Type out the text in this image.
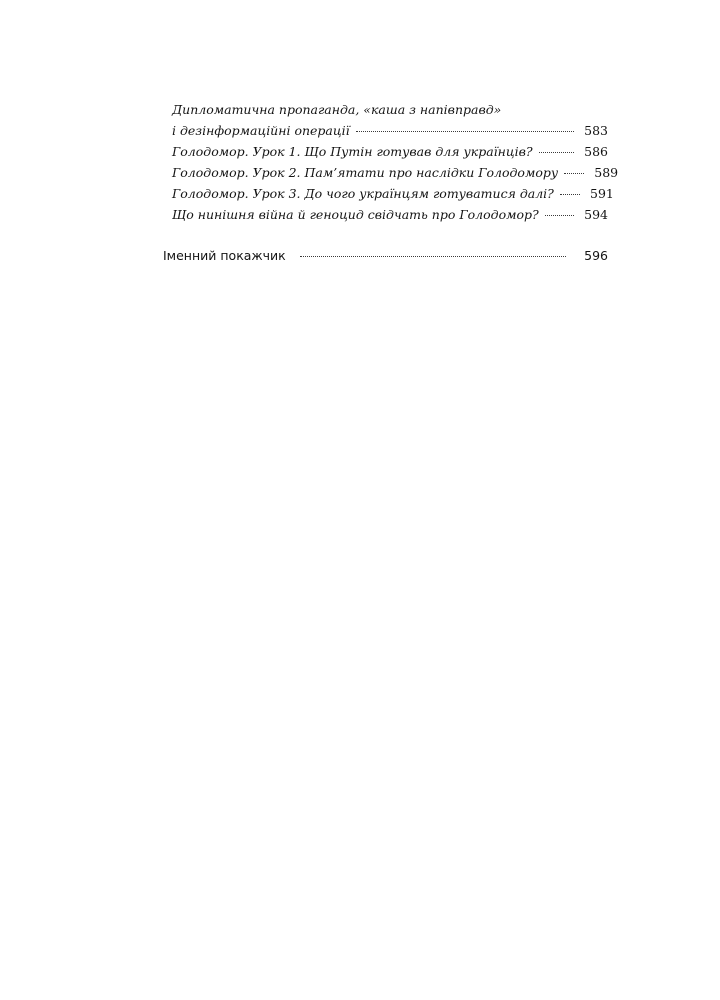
Дипломатична пропаганда, «каша з напівправд»
і дезінформаційні операції	583
Голодомор. Урок 1. Що Путін готував для українців?	586
Голодомор. Урок 2. Пам’ятати про наслідки Голодомору	589
Голодомор. Урок 3. До чого українцям готуватися далі?	591
Що нинішня війна й геноцид свідчать про Голодомор?	594
Іменний покажчик	596
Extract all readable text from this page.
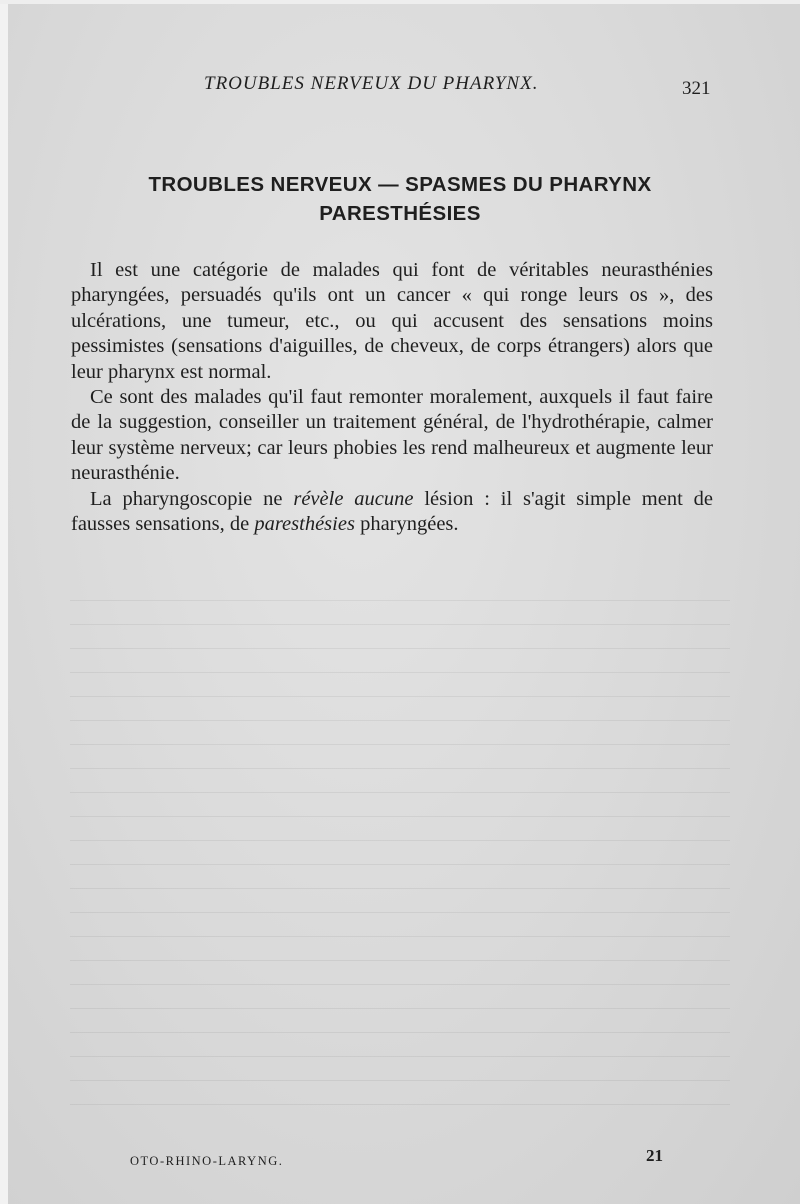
TROUBLES NERVEUX DU PHARYNX.	321
TROUBLES NERVEUX — SPASMES DU PHARYNX
PARESTHÉSIES

Il est une catégorie de malades qui font de véritables neurasthénies pharyngées, persuadés qu'ils ont un cancer « qui ronge leurs os », des ulcérations, une tumeur, etc., ou qui accusent des sensations moins pessimistes (sensations d'aiguilles, de cheveux, de corps étrangers) alors que leur pharynx est normal.

Ce sont des malades qu'il faut remonter moralement, auxquels il faut faire de la suggestion, conseiller un traitement général, de l'hydrothérapie, calmer leur système nerveux; car leurs phobies les rend malheureux et augmente leur neurasthénie.

La pharyngoscopie ne révèle aucune lésion : il s'agit simple ment de fausses sensations, de paresthésies pharyngées.

OTO-RHINO-LARYNG.	21
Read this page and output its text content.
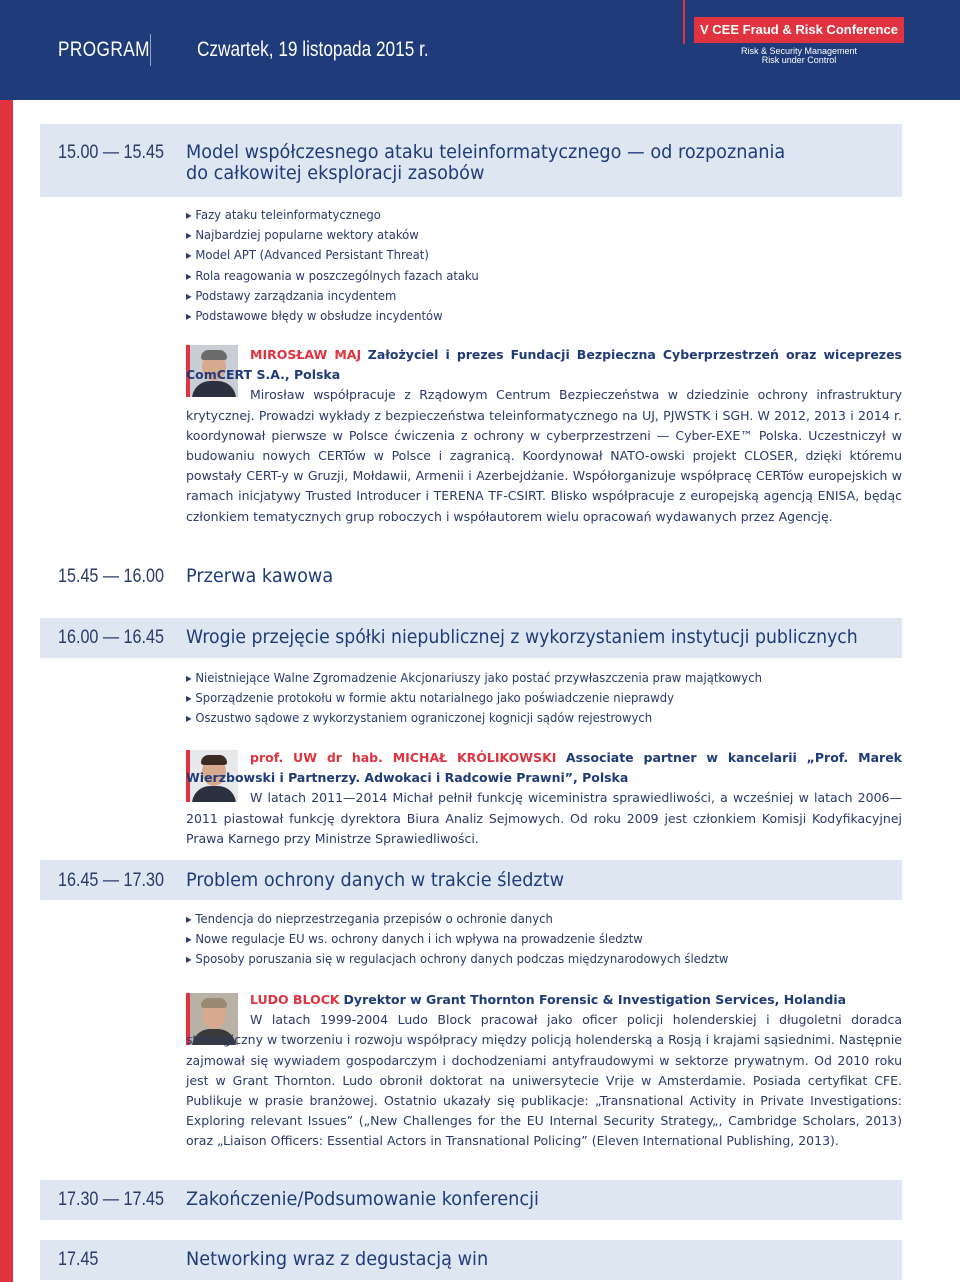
PROGRAM Czwartek, 19 listopada 2015 r.
V CEE Fraud & Risk Conference
Risk & Security Management
Risk under Control
15.00 — 15.45 Model współczesnego ataku teleinformatycznego — od rozpoznania
do całkowitej eksploracji zasobów
▸ Fazy ataku teleinformatycznego
▸ Najbardziej popularne wektory ataków
▸ Model APT (Advanced Persistant Threat)
▸ Rola reagowania w poszczególnych fazach ataku
▸ Podstawy zarządzania incydentem
▸ Podstawowe błędy w obsłudze incydentów

MIROSŁAW MAJ Założyciel i prezes Fundacji Bezpieczna Cyberprzestrzeń oraz wiceprezes ComCERT S.A., Polska

Mirosław współpracuje z Rządowym Centrum Bezpieczeństwa w dziedzinie ochrony infrastruktury krytycznej. Prowadzi wykłady z bezpieczeństwa teleinformatycznego na UJ, PJWSTK i SGH. W 2012, 2013 i 2014 r. koordynował pierwsze w Polsce ćwiczenia z ochrony w cyberprzestrzeni — Cyber-EXE™ Polska. Uczestniczył w budowaniu nowych CERTów w Polsce i zagranicą. Koordynował NATO-owski projekt CLOSER, dzięki któremu powstały CERT-y w Gruzji, Mołdawii, Armenii i Azerbejdżanie. Współorganizuje współpracę CERTów europejskich w ramach inicjatywy Trusted Introducer i TERENA TF-CSIRT. Blisko współpracuje z europejską agencją ENISA, będąc członkiem tematycznych grup roboczych i współautorem wielu opracowań wydawanych przez Agencję.

15.45 — 16.00 Przerwa kawowa
16.00 — 16.45 Wrogie przejęcie spółki niepublicznej z wykorzystaniem instytucji publicznych
▸ Nieistniejące Walne Zgromadzenie Akcjonariuszy jako postać przywłaszczenia praw majątkowych
▸ Sporządzenie protokołu w formie aktu notarialnego jako poświadczenie nieprawdy
▸ Oszustwo sądowe z wykorzystaniem ograniczonej kognicji sądów rejestrowych

prof. UW dr hab. MICHAŁ KRÓLIKOWSKI Associate partner w kancelarii „Prof. Marek Wierzbowski i Partnerzy. Adwokaci i Radcowie Prawni”, Polska

W latach 2011—2014 Michał pełnił funkcję wiceministra sprawiedliwości, a wcześniej w latach 2006—2011 piastował funkcję dyrektora Biura Analiz Sejmowych. Od roku 2009 jest członkiem Komisji Kodyfikacyjnej Prawa Karnego przy Ministrze Sprawiedliwości.

16.45 — 17.30 Problem ochrony danych w trakcie śledztw
▸ Tendencja do nieprzestrzegania przepisów o ochronie danych
▸ Nowe regulacje EU ws. ochrony danych i ich wpływa na prowadzenie śledztw
▸ Sposoby poruszania się w regulacjach ochrony danych podczas międzynarodowych śledztw

LUDO BLOCK Dyrektor w Grant Thornton Forensic & Investigation Services, Holandia

W latach 1999-2004 Ludo Block pracował jako oficer policji holenderskiej i długoletni doradca strategiczny w tworzeniu i rozwoju współpracy między policją holenderską a Rosją i krajami sąsiednimi. Następnie zajmował się wywiadem gospodarczym i dochodzeniami antyfraudowymi w sektorze prywatnym. Od 2010 roku jest w Grant Thornton. Ludo obronił doktorat na uniwersytecie Vrije w Amsterdamie. Posiada certyfikat CFE. Publikuje w prasie branżowej. Ostatnio ukazały się publikacje: „Transnational Activity in Private Investigations: Exploring relevant Issues” („New Challenges for the EU Internal Security Strategy„, Cambridge Scholars, 2013) oraz „Liaison Officers: Essential Actors in Transnational Policing” (Eleven International Publishing, 2013).

17.30 — 17.45 Zakończenie/Podsumowanie konferencji
17.45	Networking wraz z degustacją win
------------------------------------------------
▸ Work to be completed: Transcribe all of the entries word for word, but skip any pictures they contain.

▸ Answer to the task:
Type out the text in this image.
Дипломатична пропаганда, «каша з напівправд»
і дезінформаційні операції	583
Голодомор. Урок 1. Що Путін готував для українців?	586
Голодомор. Урок 2. Пам’ятати про наслідки Голодомору	589
Голодомор. Урок 3. До чого українцям готуватися далі?	591
Що нинішня війна й геноцид свідчать про Голодомор?	594
Іменний покажчик	596
Extract all readable text from this page.
TROUBLES NERVEUX DU PHARYNX.	321
TROUBLES NERVEUX — SPASMES DU PHARYNX
PARESTHÉSIES

Il est une catégorie de malades qui font de véritables neurasthénies pharyngées, persuadés qu'ils ont un cancer « qui ronge leurs os », des ulcérations, une tumeur, etc., ou qui accusent des sensations moins pessimistes (sensations d'aiguilles, de cheveux, de corps étrangers) alors que leur pharynx est normal.

Ce sont des malades qu'il faut remonter moralement, auxquels il faut faire de la suggestion, conseiller un traitement général, de l'hydrothérapie, calmer leur système nerveux; car leurs phobies les rend malheureux et augmente leur neurasthénie.

La pharyngoscopie ne révèle aucune lésion : il s'agit simple ment de fausses sensations, de paresthésies pharyngées.

OTO-RHINO-LARYNG.	21
Read this page and output its text content.
PROGRAM Czwartek, 19 listopada 2015 r.
V CEE Fraud & Risk Conference
Risk & Security Management
Risk under Control
15.00 — 15.45 Model współczesnego ataku teleinformatycznego — od rozpoznania
do całkowitej eksploracji zasobów
▸ Fazy ataku teleinformatycznego
▸ Najbardziej popularne wektory ataków
▸ Model APT (Advanced Persistant Threat)
▸ Rola reagowania w poszczególnych fazach ataku
▸ Podstawy zarządzania incydentem
▸ Podstawowe błędy w obsłudze incydentów

MIROSŁAW MAJ Założyciel i prezes Fundacji Bezpieczna Cyberprzestrzeń oraz wiceprezes ComCERT S.A., Polska

Mirosław współpracuje z Rządowym Centrum Bezpieczeństwa w dziedzinie ochrony infrastruktury krytycznej. Prowadzi wykłady z bezpieczeństwa teleinformatycznego na UJ, PJWSTK i SGH. W 2012, 2013 i 2014 r. koordynował pierwsze w Polsce ćwiczenia z ochrony w cyberprzestrzeni — Cyber-EXE™ Polska. Uczestniczył w budowaniu nowych CERTów w Polsce i zagranicą. Koordynował NATO-owski projekt CLOSER, dzięki któremu powstały CERT-y w Gruzji, Mołdawii, Armenii i Azerbejdżanie. Współorganizuje współpracę CERTów europejskich w ramach inicjatywy Trusted Introducer i TERENA TF-CSIRT. Blisko współpracuje z europejską agencją ENISA, będąc członkiem tematycznych grup roboczych i współautorem wielu opracowań wydawanych przez Agencję.

15.45 — 16.00 Przerwa kawowa
16.00 — 16.45 Wrogie przejęcie spółki niepublicznej z wykorzystaniem instytucji publicznych
▸ Nieistniejące Walne Zgromadzenie Akcjonariuszy jako postać przywłaszczenia praw majątkowych
▸ Sporządzenie protokołu w formie aktu notarialnego jako poświadczenie nieprawdy
▸ Oszustwo sądowe z wykorzystaniem ograniczonej kognicji sądów rejestrowych

prof. UW dr hab. MICHAŁ KRÓLIKOWSKI Associate partner w kancelarii „Prof. Marek Wierzbowski i Partnerzy. Adwokaci i Radcowie Prawni”, Polska

W latach 2011—2014 Michał pełnił funkcję wiceministra sprawiedliwości, a wcześniej w latach 2006—2011 piastował funkcję dyrektora Biura Analiz Sejmowych. Od roku 2009 jest członkiem Komisji Kodyfikacyjnej Prawa Karnego przy Ministrze Sprawiedliwości.

16.45 — 17.30 Problem ochrony danych w trakcie śledztw
▸ Tendencja do nieprzestrzegania przepisów o ochronie danych
▸ Nowe regulacje EU ws. ochrony danych i ich wpływa na prowadzenie śledztw
▸ Sposoby poruszania się w regulacjach ochrony danych podczas międzynarodowych śledztw

LUDO BLOCK Dyrektor w Grant Thornton Forensic & Investigation Services, Holandia

W latach 1999-2004 Ludo Block pracował jako oficer policji holenderskiej i długoletni doradca strategiczny w tworzeniu i rozwoju współpracy między policją holenderską a Rosją i krajami sąsiednimi. Następnie zajmował się wywiadem gospodarczym i dochodzeniami antyfraudowymi w sektorze prywatnym. Od 2010 roku jest w Grant Thornton. Ludo obronił doktorat na uniwersytecie Vrije w Amsterdamie. Posiada certyfikat CFE. Publikuje w prasie branżowej. Ostatnio ukazały się publikacje: „Transnational Activity in Private Investigations: Exploring relevant Issues” („New Challenges for the EU Internal Security Strategy„, Cambridge Scholars, 2013) oraz „Liaison Officers: Essential Actors in Transnational Policing” (Eleven International Publishing, 2013).

17.30 — 17.45 Zakończenie/Podsumowanie konferencji
17.45	Networking wraz z degustacją win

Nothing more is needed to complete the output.